- _PROVIDED DATA_
══════════════════════════════

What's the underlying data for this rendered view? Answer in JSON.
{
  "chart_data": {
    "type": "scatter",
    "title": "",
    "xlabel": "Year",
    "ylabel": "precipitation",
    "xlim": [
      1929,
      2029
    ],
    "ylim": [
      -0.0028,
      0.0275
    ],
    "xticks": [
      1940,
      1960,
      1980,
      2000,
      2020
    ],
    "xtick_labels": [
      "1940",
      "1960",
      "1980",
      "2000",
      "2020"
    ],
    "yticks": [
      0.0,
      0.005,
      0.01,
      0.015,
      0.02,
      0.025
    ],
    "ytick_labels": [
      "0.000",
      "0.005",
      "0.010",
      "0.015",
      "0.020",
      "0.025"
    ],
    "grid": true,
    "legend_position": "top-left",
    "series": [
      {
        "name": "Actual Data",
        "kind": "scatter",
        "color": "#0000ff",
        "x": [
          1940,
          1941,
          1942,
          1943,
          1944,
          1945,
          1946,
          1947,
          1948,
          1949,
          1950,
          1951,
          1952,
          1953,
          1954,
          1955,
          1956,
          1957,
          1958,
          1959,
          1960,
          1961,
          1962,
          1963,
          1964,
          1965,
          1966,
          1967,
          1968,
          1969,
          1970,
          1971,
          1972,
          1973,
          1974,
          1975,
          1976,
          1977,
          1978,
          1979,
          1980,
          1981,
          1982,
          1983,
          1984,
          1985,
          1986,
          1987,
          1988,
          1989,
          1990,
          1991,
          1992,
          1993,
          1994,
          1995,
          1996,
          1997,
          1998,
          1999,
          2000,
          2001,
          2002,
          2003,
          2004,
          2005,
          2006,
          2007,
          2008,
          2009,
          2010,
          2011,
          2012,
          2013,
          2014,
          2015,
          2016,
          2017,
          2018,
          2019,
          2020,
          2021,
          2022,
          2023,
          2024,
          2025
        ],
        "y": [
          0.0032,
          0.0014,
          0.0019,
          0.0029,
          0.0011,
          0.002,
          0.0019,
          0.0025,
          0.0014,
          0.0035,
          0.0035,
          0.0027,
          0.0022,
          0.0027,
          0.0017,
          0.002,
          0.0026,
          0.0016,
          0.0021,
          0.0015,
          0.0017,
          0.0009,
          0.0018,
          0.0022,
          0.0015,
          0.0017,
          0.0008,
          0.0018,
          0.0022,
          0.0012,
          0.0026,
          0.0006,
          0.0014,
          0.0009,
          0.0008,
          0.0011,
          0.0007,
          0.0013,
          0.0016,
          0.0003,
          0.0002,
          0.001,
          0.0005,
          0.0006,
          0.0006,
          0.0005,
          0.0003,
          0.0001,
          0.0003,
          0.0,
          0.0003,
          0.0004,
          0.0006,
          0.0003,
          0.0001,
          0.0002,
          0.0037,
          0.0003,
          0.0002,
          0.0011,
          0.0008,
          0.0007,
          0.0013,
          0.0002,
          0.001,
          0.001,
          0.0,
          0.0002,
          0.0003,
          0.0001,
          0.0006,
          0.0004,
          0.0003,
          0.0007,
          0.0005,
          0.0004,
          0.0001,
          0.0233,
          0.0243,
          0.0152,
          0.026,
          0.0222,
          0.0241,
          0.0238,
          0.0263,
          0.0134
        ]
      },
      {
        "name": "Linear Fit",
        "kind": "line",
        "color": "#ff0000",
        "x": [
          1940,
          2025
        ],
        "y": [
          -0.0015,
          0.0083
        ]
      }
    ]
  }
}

══════════════════════════════

- _SET PROBLEM_
Repeat back the data above, exact to the last character.

- _RESULT OF THIS TASK_
What's the underlying data for this rendered view? Answer in JSON.
{
  "chart_data": {
    "type": "scatter",
    "title": "",
    "xlabel": "Year",
    "ylabel": "precipitation",
    "xlim": [
      1929,
      2029
    ],
    "ylim": [
      -0.0028,
      0.0275
    ],
    "xticks": [
      1940,
      1960,
      1980,
      2000,
      2020
    ],
    "xtick_labels": [
      "1940",
      "1960",
      "1980",
      "2000",
      "2020"
    ],
    "yticks": [
      0.0,
      0.005,
      0.01,
      0.015,
      0.02,
      0.025
    ],
    "ytick_labels": [
      "0.000",
      "0.005",
      "0.010",
      "0.015",
      "0.020",
      "0.025"
    ],
    "grid": true,
    "legend_position": "top-left",
    "series": [
      {
        "name": "Actual Data",
        "kind": "scatter",
        "color": "#0000ff",
        "x": [
          1940,
          1941,
          1942,
          1943,
          1944,
          1945,
          1946,
          1947,
          1948,
          1949,
          1950,
          1951,
          1952,
          1953,
          1954,
          1955,
          1956,
          1957,
          1958,
          1959,
          1960,
          1961,
          1962,
          1963,
          1964,
          1965,
          1966,
          1967,
          1968,
          1969,
          1970,
          1971,
          1972,
          1973,
          1974,
          1975,
          1976,
          1977,
          1978,
          1979,
          1980,
          1981,
          1982,
          1983,
          1984,
          1985,
          1986,
          1987,
          1988,
          1989,
          1990,
          1991,
          1992,
          1993,
          1994,
          1995,
          1996,
          1997,
          1998,
          1999,
          2000,
          2001,
          2002,
          2003,
          2004,
          2005,
          2006,
          2007,
          2008,
          2009,
          2010,
          2011,
          2012,
          2013,
          2014,
          2015,
          2016,
          2017,
          2018,
          2019,
          2020,
          2021,
          2022,
          2023,
          2024,
          2025
        ],
        "y": [
          0.0032,
          0.0014,
          0.0019,
          0.0029,
          0.0011,
          0.002,
          0.0019,
          0.0025,
          0.0014,
          0.0035,
          0.0035,
          0.0027,
          0.0022,
          0.0027,
          0.0017,
          0.002,
          0.0026,
          0.0016,
          0.0021,
          0.0015,
          0.0017,
          0.0009,
          0.0018,
          0.0022,
          0.0015,
          0.0017,
          0.0008,
          0.0018,
          0.0022,
          0.0012,
          0.0026,
          0.0006,
          0.0014,
          0.0009,
          0.0008,
          0.0011,
          0.0007,
          0.0013,
          0.0016,
          0.0003,
          0.0002,
          0.001,
          0.0005,
          0.0006,
          0.0006,
          0.0005,
          0.0003,
          0.0001,
          0.0003,
          0.0,
          0.0003,
          0.0004,
          0.0006,
          0.0003,
          0.0001,
          0.0002,
          0.0037,
          0.0003,
          0.0002,
          0.0011,
          0.0008,
          0.0007,
          0.0013,
          0.0002,
          0.001,
          0.001,
          0.0,
          0.0002,
          0.0003,
          0.0001,
          0.0006,
          0.0004,
          0.0003,
          0.0007,
          0.0005,
          0.0004,
          0.0001,
          0.0233,
          0.0243,
          0.0152,
          0.026,
          0.0222,
          0.0241,
          0.0238,
          0.0263,
          0.0134
        ]
      },
      {
        "name": "Linear Fit",
        "kind": "line",
        "color": "#ff0000",
        "x": [
          1940,
          2025
        ],
        "y": [
          -0.0015,
          0.0083
        ]
      }
    ]
  }
}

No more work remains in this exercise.